Selected excerpt:
##########
Shallow orbits and secondary proptosis are the main contributors for the relatively high risk of these children to develop corneal ulcers. Ueek et al. described a 50 % incidence of corneal ulcers in a series of six children with Apert syndrome dealt with at their Institution in a period of 6 years. Morbidity in these authors experience was high and included decreased visual acuity, opacified corneas, amblyopia, and blindness [70].

Management of ocular problems

The management of papilledema is complex and corresponds to the complex management of bone abnormalities and increased intracranial pressure in these patients.

Surgical treatment of orbit-related ocular problems is substantially coincident with the management of fronto-orbito-maxillary retrusion. As specified in other papers of this issue, this include fronto-orbital and midface advancement, correction of hypertelorism, and other, eventually needed, adjunctive procedures on soft periorbital tissues. Contemporary fronto-orbital and maxillo-facial advancement can be performed through a single step “mono-bloc” detachment of the two structures from the skull base, both dealing with the roof and floor of the orbit retrusion, or separately, with orbital floor retrusion dealt with through a Le Fort III osteotomy. External and internal distraction devices are actually the preferred mode to obtain a gradual gain of the correct space both for the orbital and maxillofacial regions after bone detachment. When hypertelorism (more frequently in Apert syndrome) coexist, a variation of Le Fort III osteotomy known as facial bipartition [13] can correct the interorbital distance as well as the anteroposterior and vertical midface hypoplasia. This involves removal of a triangular segment of bone from the midline of the osteotomized midface [56].

One of the risks of fronto-orbito-maxillary advancement is that complete correction of the nasomaxillary deficiency often requires more advancement than would be desirable at the orbital margins, and this can result in enophthalmos. Both the nose and maxilla are often deficient vertically, and full correction requires a vertical elongation of the midface, a movement that can further increase orbital volume and enophtalmos. Of paramount importance in orbital osteotomies is the management of the medial canthal ligament. This is best left attached to its bony base, and great care must be taken in subperiosteal dissection to avoid encroaching on the area of the medial canthus. Medial canthopexy has to be performed when medial canthus detachment occurs [56].
##########
Exercise data:
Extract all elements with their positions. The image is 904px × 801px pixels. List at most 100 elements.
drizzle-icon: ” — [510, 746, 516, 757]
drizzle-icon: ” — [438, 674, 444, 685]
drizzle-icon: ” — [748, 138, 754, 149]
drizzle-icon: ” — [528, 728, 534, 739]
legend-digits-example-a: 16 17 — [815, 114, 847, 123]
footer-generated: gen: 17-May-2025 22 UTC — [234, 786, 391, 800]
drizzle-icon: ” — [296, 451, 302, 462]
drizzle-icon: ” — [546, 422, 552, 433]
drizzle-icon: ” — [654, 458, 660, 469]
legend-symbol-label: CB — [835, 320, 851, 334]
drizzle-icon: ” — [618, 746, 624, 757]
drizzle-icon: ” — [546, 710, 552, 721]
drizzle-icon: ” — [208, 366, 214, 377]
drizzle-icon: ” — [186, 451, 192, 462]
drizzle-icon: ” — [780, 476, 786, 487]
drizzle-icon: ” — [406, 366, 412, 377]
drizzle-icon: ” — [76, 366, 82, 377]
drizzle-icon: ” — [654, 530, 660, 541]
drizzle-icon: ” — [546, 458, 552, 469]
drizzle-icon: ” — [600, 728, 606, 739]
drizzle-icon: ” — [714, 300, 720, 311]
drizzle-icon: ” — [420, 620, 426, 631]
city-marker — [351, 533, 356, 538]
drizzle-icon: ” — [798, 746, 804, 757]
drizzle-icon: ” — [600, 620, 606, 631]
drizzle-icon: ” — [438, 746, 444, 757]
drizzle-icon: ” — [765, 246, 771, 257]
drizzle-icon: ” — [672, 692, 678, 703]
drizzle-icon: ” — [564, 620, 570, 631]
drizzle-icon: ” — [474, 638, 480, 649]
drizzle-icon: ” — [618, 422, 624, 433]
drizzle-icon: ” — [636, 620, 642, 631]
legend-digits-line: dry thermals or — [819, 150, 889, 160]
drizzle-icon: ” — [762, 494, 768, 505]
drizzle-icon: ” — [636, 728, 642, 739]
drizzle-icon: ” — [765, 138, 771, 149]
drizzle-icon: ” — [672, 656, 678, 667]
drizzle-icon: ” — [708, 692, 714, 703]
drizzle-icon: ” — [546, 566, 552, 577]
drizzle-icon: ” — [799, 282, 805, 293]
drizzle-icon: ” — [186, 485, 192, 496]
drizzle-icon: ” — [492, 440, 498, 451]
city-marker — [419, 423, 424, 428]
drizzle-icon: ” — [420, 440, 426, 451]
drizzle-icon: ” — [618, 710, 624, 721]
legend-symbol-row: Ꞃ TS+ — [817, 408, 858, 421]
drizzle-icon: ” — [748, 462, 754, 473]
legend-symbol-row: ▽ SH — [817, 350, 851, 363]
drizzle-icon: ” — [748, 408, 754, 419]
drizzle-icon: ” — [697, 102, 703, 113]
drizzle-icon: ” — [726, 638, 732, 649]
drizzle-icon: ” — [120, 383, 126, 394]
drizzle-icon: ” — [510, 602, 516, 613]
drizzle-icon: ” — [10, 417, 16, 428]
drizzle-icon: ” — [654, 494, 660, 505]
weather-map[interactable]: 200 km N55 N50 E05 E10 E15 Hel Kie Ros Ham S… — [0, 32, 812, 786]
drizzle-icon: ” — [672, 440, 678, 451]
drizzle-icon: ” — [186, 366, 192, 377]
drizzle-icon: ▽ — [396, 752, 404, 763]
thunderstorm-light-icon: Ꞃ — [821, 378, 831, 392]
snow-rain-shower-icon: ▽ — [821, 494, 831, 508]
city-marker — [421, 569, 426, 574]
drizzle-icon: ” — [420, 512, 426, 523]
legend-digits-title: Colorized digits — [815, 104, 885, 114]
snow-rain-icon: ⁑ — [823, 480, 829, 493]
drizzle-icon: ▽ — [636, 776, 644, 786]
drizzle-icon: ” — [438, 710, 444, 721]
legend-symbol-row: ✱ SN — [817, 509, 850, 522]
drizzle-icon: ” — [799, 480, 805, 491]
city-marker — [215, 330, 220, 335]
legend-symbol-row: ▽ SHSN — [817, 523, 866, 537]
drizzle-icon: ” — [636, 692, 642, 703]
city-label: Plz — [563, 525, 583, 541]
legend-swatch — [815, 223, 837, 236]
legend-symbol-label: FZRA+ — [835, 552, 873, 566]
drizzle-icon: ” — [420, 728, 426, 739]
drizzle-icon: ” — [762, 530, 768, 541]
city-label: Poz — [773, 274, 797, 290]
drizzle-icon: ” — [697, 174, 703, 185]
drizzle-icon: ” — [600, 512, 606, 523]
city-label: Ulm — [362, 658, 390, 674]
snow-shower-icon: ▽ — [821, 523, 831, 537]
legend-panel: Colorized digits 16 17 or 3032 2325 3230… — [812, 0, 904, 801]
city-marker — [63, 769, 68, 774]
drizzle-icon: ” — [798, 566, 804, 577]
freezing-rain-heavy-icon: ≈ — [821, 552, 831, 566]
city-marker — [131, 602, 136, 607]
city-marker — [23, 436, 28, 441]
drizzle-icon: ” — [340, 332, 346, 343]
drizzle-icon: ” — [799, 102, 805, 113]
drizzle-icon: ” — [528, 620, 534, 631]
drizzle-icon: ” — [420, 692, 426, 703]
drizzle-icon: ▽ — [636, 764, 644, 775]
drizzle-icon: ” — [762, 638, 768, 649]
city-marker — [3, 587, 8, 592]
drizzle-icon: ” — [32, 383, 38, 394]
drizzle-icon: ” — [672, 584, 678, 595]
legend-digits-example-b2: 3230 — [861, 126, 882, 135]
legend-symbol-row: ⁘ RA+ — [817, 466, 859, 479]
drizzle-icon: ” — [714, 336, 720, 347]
##########
What you are asked to do:
In the text on ocular problems, rewrite the stretch from "Shallow orbits and" through "in these patients.", substituting "corneal ulcerations" for "corneal ulcers".

Solved exercise:
Shallow orbits and secondary proptosis are the main contributors for the relatively high risk of these children to develop corneal ulcerations. Ueek et al. described a 50 % incidence of corneal ulcerations in a series of six children with Apert syndrome dealt with at their Institution in a period of 6 years. Morbidity in these authors experience was high and included decreased visual acuity, opacified corneas, amblyopia, and blindness [70].

Management of ocular problems

The management of papilledema is complex and corresponds to the complex management of bone abnormalities and increased intracranial pressure in these patients.